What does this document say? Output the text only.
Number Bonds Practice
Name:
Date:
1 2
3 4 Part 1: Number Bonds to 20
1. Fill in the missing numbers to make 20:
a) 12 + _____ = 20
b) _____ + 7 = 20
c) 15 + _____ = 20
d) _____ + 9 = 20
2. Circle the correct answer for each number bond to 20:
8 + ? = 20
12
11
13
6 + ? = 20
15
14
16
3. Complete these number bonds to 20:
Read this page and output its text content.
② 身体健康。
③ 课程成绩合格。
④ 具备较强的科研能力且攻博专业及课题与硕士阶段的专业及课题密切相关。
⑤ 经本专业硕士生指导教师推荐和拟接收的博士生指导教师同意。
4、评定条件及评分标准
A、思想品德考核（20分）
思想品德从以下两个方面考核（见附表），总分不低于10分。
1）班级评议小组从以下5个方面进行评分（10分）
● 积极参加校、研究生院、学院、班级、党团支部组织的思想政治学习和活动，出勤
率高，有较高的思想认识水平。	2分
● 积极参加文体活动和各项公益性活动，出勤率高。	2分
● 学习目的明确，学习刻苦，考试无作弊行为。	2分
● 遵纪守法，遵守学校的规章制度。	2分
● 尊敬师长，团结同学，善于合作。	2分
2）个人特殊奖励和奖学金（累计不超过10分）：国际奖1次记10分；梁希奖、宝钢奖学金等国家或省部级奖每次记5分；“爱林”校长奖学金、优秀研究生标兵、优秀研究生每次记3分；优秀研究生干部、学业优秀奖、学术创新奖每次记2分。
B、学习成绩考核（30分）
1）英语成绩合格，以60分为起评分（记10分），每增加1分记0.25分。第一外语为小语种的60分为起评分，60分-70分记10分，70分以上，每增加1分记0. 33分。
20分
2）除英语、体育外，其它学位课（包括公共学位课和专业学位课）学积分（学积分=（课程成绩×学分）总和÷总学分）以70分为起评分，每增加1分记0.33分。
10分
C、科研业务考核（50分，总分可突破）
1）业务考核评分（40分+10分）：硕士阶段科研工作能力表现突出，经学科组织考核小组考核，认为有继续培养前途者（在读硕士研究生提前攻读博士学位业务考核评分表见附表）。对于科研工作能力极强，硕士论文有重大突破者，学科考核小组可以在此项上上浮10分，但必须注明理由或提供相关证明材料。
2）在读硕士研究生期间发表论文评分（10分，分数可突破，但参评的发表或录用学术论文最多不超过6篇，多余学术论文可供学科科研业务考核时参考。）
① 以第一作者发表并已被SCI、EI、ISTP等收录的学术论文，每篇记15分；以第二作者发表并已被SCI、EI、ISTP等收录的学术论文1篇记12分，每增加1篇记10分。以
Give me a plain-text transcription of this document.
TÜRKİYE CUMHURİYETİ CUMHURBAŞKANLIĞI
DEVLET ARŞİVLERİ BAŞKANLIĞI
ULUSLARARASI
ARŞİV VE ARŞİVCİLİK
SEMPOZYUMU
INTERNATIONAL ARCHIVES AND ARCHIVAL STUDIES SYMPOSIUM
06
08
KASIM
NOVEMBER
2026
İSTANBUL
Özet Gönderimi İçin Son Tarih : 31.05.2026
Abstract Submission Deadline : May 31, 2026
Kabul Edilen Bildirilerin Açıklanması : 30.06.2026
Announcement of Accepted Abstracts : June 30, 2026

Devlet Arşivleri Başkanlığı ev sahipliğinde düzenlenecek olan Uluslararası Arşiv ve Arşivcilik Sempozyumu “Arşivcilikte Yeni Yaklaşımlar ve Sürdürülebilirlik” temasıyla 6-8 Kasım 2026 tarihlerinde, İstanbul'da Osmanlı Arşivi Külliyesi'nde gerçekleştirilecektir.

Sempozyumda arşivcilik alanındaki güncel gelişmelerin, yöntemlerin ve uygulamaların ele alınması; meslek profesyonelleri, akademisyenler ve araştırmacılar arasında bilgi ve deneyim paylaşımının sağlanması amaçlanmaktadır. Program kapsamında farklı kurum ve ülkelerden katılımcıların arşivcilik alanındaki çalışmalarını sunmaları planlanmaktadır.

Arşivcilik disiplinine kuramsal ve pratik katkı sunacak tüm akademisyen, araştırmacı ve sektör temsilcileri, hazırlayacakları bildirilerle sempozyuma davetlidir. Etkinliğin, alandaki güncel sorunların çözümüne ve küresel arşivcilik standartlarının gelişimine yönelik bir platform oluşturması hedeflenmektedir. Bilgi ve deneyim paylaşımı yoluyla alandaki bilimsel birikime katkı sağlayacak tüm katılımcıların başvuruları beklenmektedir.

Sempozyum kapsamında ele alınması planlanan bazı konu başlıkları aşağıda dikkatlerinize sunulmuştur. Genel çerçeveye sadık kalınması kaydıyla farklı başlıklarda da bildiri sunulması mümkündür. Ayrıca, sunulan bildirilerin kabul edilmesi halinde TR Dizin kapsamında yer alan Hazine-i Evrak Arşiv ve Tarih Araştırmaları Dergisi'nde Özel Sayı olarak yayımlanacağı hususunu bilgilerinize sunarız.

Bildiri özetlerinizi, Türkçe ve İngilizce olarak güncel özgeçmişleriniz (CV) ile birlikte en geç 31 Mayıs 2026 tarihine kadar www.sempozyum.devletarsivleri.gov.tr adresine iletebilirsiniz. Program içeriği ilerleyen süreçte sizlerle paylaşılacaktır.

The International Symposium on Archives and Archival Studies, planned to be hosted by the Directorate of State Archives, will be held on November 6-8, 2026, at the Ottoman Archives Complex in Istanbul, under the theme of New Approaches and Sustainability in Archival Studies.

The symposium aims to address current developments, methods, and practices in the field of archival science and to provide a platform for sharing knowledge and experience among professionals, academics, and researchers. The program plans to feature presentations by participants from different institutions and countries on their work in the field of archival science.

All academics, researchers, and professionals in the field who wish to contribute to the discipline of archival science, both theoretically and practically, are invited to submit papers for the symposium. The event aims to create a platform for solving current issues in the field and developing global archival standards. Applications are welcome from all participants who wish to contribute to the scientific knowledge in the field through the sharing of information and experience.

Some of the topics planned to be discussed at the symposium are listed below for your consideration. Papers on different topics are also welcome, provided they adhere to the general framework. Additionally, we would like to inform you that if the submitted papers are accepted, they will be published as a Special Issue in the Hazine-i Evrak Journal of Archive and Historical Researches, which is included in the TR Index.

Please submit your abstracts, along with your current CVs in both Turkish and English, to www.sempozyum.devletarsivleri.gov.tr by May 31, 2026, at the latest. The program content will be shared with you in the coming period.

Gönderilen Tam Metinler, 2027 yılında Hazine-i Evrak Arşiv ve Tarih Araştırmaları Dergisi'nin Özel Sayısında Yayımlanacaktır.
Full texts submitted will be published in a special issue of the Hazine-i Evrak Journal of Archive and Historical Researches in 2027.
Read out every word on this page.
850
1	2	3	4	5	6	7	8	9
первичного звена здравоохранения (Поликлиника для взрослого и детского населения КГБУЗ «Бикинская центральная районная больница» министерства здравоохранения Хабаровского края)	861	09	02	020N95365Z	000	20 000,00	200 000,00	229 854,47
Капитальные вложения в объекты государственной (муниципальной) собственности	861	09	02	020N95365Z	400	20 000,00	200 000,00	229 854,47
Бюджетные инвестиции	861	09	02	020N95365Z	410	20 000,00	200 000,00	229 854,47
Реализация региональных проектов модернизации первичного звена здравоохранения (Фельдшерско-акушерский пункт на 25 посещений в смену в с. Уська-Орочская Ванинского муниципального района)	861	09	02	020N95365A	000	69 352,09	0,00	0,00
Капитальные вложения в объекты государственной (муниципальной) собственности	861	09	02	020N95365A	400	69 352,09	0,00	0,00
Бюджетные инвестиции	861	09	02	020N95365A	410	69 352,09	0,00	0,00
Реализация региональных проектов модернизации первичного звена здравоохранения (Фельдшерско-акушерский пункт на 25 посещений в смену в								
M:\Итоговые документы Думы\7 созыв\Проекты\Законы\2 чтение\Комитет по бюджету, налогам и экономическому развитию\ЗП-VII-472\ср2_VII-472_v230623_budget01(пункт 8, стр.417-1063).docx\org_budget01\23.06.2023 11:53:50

* _The request_: Locate all lines in the listing above with the word "devletarsivleri" and copy them.

* _Solution_:
Bildiri özetlerinizi, Türkçe ve İngilizce olarak güncel özgeçmişleriniz (CV) ile birlikte en geç 31 Mayıs 2026 tarihine kadar www.sempozyum.devletarsivleri.gov.tr adresine iletebilirsiniz. Program içeriği ilerleyen süreçte sizlerle paylaşılacaktır.
Please submit your abstracts, along with your current CVs in both Turkish and English, to www.sempozyum.devletarsivleri.gov.tr by May 31, 2026, at the latest. The program content will be shared with you in the coming period.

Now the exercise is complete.